Problem description ::
Return each line of the data below exactly, omitting any pictures.

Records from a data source
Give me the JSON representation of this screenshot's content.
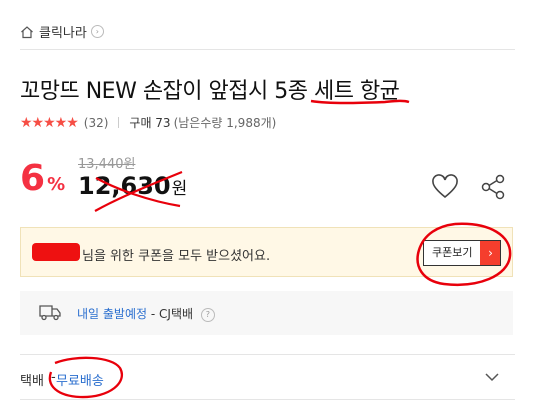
{
  "store": {
    "name": "클릭나라",
    "chevron": "›"
  },
  "product": {
    "title": "꼬망뜨 NEW 손잡이 앞접시 5종 세트 항균",
    "rating": {
      "stars": "★★★★★",
      "count": "(32)"
    },
    "purchase": "구매 73",
    "remaining": "(남은수량 1,988개)"
  },
  "price": {
    "discount_value": "6",
    "discount_unit": "%",
    "original": "13,440원",
    "current": "12,630",
    "currency": "원"
  },
  "coupon": {
    "message": "님을 위한 쿠폰을 모두 받으셨어요.",
    "button_label": "쿠폰보기",
    "button_arrow": "›"
  },
  "delivery": {
    "schedule": "내일 출발예정",
    "carrier": "- CJ택배",
    "help": "?"
  },
  "shipping": {
    "label": "택배",
    "value": "무료배송"
  },
  "colors": {
    "accent": "#f43142",
    "link": "#2b6fcf",
    "annotation": "#e8000b"
  }
}
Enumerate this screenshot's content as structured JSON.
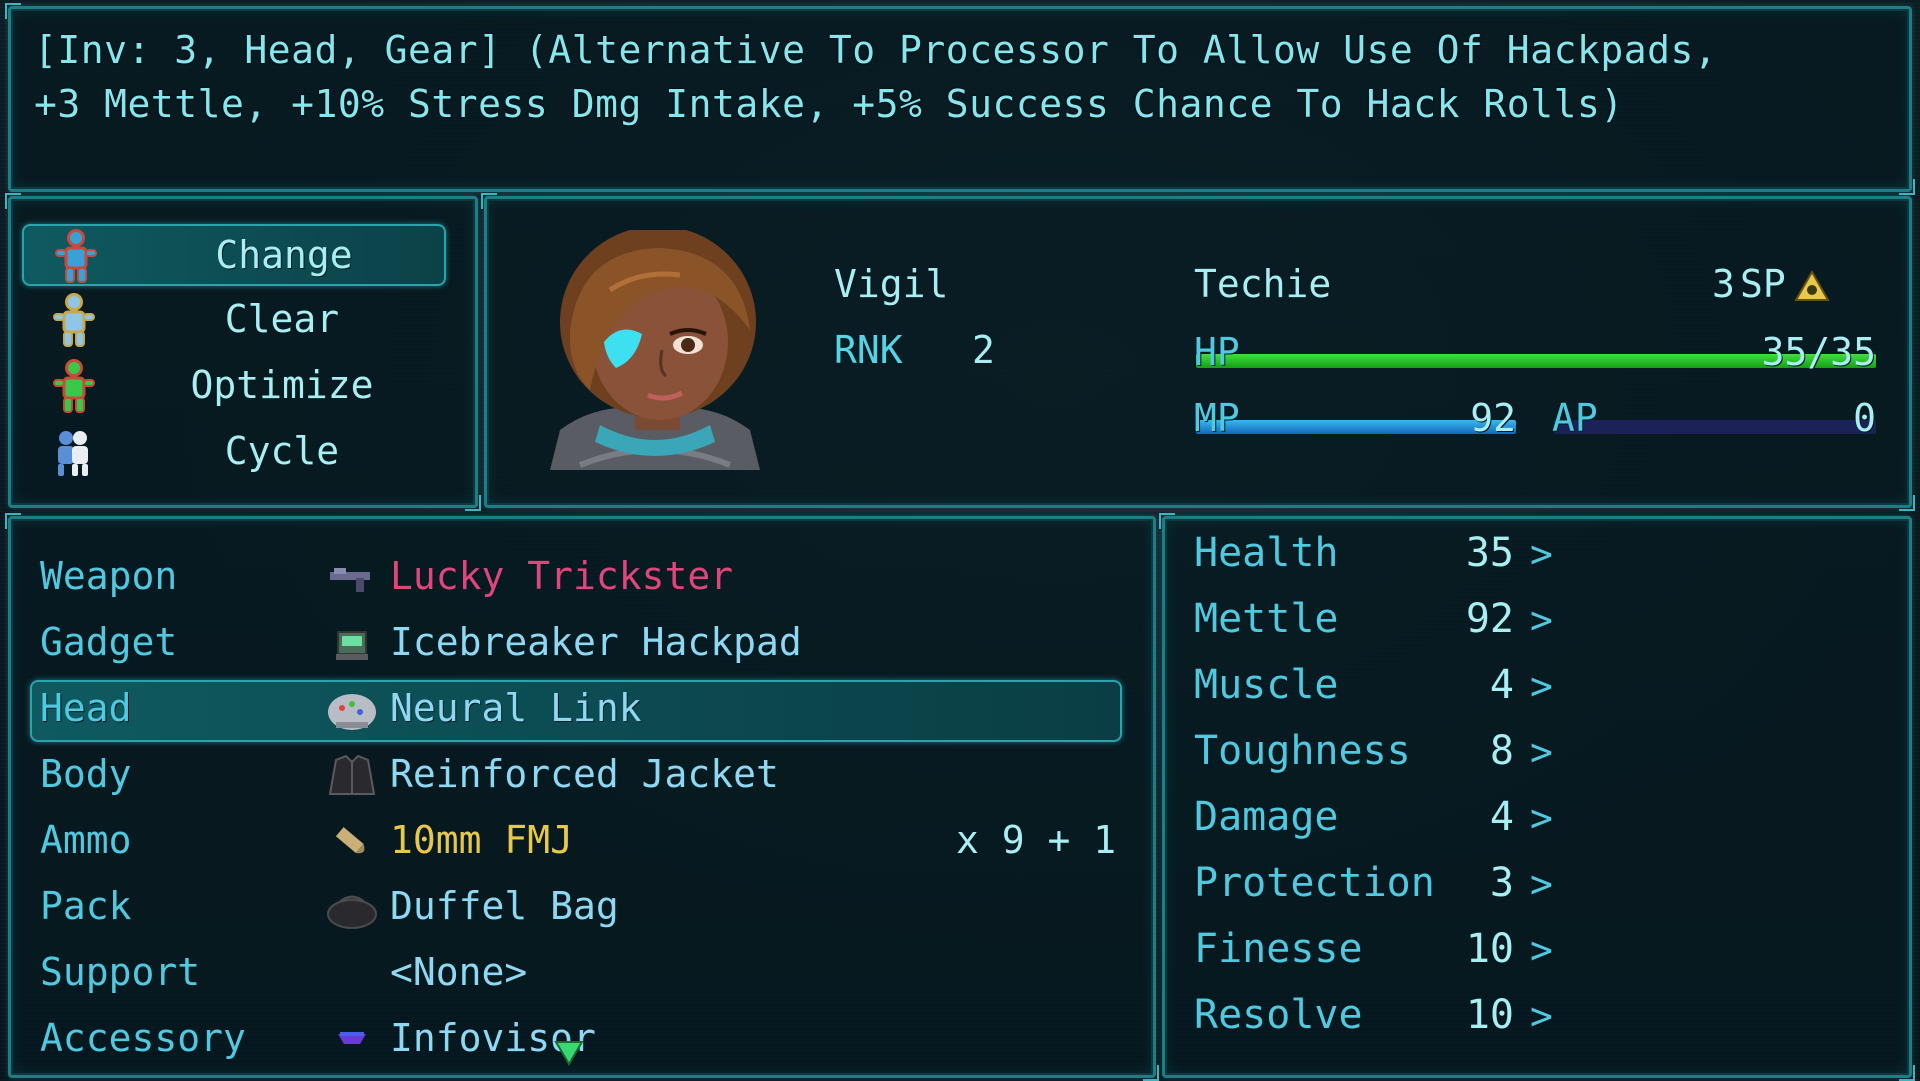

Exercise solution ::
Give me the JSON representation of this screenshot's content.
{
  "store": {
    "name": "클릭나라",
    "chevron": "›"
  },
  "product": {
    "title": "꼬망뜨 NEW 손잡이 앞접시 5종 세트 항균",
    "rating": {
      "stars": "★★★★★",
      "count": "(32)"
    },
    "purchase": "구매 73",
    "remaining": "(남은수량 1,988개)"
  },
  "price": {
    "discount_value": "6",
    "discount_unit": "%",
    "original": "13,440원",
    "current": "12,630",
    "currency": "원"
  },
  "coupon": {
    "message": "님을 위한 쿠폰을 모두 받으셨어요.",
    "button_label": "쿠폰보기",
    "button_arrow": "›"
  },
  "delivery": {
    "schedule": "내일 출발예정",
    "carrier": "- CJ택배",
    "help": "?"
  },
  "shipping": {
    "label": "택배",
    "value": "무료배송"
  },
  "colors": {
    "accent": "#f43142",
    "link": "#2b6fcf",
    "annotation": "#e8000b"
  }
}
Enumerate this screenshot's content as structured JSON.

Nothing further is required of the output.